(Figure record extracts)
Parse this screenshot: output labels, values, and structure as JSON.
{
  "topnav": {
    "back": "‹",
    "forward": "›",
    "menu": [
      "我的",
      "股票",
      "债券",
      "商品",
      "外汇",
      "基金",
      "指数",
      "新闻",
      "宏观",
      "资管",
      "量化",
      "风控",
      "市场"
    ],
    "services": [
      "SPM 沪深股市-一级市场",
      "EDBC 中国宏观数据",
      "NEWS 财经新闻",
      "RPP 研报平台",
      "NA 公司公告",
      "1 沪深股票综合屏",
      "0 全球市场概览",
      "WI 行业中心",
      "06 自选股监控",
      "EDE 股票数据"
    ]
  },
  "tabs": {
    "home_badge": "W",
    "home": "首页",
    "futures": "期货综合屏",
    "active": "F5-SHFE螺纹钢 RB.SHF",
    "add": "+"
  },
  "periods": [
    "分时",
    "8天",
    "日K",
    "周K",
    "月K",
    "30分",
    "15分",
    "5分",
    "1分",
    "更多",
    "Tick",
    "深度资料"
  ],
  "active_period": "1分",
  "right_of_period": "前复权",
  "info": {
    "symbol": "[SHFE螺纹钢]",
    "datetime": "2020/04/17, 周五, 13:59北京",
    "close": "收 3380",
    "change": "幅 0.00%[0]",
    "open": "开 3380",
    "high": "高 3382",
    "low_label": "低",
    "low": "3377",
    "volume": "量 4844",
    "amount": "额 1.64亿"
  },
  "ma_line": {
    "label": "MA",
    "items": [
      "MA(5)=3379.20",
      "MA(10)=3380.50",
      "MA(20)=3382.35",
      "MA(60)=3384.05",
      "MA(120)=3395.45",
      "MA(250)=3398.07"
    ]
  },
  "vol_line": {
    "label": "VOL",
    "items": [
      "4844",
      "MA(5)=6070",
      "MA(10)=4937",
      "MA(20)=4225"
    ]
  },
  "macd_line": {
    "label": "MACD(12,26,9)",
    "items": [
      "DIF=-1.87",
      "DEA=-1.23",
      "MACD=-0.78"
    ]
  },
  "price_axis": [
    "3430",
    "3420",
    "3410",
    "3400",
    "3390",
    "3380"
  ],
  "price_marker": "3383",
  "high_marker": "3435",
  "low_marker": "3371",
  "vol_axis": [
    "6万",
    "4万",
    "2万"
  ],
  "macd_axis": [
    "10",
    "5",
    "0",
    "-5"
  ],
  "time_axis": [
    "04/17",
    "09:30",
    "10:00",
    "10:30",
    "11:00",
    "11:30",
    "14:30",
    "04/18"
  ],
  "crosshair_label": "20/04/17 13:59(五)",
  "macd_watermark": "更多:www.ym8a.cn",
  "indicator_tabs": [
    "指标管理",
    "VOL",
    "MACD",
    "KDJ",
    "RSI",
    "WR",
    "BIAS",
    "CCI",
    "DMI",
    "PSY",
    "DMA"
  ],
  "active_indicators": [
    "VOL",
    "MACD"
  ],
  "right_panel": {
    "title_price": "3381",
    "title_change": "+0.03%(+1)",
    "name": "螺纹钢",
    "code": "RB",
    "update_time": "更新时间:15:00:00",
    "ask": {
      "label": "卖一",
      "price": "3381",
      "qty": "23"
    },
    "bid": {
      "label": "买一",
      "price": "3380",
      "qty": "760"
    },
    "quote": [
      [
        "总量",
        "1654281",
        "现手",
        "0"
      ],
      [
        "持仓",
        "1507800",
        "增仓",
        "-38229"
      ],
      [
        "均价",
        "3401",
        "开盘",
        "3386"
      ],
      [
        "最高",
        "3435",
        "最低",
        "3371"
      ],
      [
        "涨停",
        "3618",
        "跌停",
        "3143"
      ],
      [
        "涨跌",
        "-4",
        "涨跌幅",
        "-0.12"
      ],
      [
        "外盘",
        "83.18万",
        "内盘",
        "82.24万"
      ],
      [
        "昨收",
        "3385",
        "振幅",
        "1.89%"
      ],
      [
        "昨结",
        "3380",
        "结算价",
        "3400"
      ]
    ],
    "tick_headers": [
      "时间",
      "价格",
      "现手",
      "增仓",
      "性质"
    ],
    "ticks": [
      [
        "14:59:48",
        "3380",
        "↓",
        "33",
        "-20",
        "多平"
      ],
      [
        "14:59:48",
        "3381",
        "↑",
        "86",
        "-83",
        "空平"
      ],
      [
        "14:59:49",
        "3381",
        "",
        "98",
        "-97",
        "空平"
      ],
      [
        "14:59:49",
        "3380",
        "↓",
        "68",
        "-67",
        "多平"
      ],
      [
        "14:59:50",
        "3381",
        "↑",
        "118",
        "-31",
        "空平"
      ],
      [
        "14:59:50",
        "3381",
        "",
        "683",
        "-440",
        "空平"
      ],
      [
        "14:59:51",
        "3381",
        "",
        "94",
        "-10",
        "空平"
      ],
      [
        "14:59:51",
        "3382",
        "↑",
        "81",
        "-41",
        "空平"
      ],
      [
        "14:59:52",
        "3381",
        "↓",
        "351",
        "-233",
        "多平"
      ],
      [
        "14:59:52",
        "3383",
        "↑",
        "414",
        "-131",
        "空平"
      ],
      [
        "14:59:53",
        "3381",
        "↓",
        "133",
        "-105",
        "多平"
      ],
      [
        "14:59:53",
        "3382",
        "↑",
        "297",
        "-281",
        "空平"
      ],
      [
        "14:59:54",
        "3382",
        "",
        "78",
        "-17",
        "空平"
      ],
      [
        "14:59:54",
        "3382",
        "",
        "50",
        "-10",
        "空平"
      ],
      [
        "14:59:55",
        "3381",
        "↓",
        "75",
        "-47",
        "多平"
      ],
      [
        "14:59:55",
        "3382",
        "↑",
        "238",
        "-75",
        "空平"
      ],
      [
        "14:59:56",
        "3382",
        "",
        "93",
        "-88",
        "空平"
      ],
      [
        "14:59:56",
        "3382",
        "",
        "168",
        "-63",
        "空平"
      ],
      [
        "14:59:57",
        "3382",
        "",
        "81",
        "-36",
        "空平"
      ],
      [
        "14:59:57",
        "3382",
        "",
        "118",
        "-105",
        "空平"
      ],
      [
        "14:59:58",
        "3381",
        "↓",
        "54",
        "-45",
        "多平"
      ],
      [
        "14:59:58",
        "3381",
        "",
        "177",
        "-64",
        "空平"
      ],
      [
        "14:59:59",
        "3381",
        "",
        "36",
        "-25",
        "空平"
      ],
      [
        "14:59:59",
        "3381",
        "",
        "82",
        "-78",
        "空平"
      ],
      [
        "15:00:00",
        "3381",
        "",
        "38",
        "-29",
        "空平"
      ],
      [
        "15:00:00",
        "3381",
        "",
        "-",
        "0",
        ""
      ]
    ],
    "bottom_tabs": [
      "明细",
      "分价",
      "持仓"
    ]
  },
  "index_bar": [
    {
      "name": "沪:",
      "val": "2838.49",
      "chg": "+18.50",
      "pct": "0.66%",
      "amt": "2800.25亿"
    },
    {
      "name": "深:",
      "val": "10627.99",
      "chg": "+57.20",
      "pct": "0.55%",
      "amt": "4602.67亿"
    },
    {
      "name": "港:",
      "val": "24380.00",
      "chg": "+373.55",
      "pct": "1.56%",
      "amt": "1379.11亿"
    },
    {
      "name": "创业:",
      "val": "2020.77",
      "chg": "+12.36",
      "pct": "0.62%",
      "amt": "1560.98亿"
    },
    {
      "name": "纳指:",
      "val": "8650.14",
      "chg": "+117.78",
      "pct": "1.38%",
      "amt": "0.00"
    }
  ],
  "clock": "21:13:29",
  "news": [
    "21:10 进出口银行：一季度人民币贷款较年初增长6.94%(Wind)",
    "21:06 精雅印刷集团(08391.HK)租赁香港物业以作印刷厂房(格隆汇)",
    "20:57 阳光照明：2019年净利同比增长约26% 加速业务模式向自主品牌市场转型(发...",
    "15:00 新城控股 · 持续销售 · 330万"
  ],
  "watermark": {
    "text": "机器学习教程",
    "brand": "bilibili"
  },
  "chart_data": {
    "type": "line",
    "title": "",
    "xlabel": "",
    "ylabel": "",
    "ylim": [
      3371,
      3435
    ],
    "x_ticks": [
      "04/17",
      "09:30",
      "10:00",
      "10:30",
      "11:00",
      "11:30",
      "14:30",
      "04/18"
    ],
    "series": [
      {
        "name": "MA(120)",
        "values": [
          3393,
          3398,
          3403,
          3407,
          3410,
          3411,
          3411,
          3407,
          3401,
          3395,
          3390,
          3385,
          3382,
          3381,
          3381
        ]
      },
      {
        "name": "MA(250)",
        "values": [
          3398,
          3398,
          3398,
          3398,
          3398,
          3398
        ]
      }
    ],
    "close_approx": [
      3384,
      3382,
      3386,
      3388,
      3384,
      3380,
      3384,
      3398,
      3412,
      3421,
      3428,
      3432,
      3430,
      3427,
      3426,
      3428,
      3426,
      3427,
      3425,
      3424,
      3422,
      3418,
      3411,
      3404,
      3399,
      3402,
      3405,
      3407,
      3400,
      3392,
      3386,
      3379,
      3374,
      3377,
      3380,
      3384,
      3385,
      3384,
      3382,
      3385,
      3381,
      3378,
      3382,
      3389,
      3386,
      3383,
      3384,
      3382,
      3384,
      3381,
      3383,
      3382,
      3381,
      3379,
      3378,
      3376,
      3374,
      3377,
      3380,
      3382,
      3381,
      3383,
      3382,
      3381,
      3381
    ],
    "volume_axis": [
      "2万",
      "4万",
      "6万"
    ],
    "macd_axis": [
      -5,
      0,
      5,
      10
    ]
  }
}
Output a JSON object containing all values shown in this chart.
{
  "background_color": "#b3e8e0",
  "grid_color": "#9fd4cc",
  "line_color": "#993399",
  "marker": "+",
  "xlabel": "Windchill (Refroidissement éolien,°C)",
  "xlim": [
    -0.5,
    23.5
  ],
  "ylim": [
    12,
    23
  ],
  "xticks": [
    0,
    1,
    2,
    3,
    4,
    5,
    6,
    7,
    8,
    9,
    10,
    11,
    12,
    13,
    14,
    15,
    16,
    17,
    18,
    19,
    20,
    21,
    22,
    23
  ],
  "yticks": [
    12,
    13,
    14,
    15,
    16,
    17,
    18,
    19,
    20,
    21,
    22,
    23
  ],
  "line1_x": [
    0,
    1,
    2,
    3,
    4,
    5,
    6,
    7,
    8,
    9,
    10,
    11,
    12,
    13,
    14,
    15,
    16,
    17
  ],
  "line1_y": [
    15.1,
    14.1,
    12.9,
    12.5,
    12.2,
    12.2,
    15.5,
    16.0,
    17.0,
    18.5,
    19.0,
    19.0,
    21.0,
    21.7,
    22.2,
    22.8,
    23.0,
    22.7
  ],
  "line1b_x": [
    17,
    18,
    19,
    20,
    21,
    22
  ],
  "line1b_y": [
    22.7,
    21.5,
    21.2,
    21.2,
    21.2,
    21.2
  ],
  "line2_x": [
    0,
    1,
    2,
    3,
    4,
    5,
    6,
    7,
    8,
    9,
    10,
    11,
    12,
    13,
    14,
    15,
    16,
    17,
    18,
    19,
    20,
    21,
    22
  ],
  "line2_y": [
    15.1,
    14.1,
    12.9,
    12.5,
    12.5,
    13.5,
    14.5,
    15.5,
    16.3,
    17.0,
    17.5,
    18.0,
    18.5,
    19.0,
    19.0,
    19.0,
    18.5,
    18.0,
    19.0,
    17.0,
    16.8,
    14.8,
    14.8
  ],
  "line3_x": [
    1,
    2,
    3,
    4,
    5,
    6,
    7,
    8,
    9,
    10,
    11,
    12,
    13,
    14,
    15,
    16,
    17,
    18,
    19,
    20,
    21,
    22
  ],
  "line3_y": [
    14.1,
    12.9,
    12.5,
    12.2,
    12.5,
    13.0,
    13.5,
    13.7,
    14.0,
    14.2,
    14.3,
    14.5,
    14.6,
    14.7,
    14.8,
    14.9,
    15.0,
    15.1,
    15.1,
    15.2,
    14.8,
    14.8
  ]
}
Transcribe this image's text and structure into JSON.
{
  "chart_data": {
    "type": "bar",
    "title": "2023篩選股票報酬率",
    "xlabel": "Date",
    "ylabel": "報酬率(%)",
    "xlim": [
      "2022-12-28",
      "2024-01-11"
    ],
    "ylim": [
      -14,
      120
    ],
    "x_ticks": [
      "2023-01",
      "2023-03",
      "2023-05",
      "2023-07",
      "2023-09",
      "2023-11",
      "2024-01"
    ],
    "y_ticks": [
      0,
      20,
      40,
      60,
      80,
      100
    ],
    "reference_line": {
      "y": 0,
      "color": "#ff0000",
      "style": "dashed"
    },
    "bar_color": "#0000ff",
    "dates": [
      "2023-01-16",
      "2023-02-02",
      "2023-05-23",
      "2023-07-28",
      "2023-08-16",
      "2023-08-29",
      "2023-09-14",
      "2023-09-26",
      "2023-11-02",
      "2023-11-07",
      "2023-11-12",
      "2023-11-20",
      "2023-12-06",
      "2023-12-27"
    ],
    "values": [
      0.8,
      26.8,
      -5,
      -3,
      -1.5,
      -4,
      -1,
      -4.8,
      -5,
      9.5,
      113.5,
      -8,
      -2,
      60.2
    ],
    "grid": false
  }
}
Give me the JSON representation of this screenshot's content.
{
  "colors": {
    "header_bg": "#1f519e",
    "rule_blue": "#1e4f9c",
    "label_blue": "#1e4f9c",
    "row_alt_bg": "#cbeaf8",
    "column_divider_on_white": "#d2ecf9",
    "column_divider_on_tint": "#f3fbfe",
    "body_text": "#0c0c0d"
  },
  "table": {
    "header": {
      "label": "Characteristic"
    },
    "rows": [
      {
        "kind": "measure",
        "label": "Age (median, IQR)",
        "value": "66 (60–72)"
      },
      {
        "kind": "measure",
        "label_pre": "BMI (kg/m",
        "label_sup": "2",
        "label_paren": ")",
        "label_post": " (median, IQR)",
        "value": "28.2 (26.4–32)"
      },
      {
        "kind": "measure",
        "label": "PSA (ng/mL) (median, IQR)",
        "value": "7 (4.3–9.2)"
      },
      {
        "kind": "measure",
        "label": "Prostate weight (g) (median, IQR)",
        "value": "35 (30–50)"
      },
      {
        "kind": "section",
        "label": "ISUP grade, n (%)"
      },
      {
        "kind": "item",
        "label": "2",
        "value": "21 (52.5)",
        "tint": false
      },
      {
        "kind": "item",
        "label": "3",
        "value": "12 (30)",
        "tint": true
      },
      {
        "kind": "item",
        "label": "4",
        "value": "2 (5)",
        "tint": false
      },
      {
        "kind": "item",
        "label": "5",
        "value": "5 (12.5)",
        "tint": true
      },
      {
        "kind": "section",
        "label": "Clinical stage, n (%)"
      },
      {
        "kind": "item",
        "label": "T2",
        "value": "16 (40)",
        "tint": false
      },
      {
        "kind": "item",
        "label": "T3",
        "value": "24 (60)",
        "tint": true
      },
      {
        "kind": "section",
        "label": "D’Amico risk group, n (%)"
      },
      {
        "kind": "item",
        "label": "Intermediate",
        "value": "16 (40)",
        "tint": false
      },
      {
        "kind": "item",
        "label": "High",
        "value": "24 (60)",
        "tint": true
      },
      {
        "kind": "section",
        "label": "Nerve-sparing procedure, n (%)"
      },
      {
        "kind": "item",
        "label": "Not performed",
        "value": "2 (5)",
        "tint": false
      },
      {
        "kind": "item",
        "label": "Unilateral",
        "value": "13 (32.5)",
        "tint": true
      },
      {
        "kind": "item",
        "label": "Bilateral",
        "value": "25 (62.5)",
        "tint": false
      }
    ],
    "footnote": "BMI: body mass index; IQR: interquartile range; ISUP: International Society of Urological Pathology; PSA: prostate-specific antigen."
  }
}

WORK TO DO.
Pick each line holding the word "ISUP" out of the listing.

WRITTEN SOLUTION.
        "label": "ISUP grade, n (%)"
    "footnote": "BMI: body mass index; IQR: interquartile range; ISUP: International Society of Urological Pathology; PSA: prostate-specific antigen."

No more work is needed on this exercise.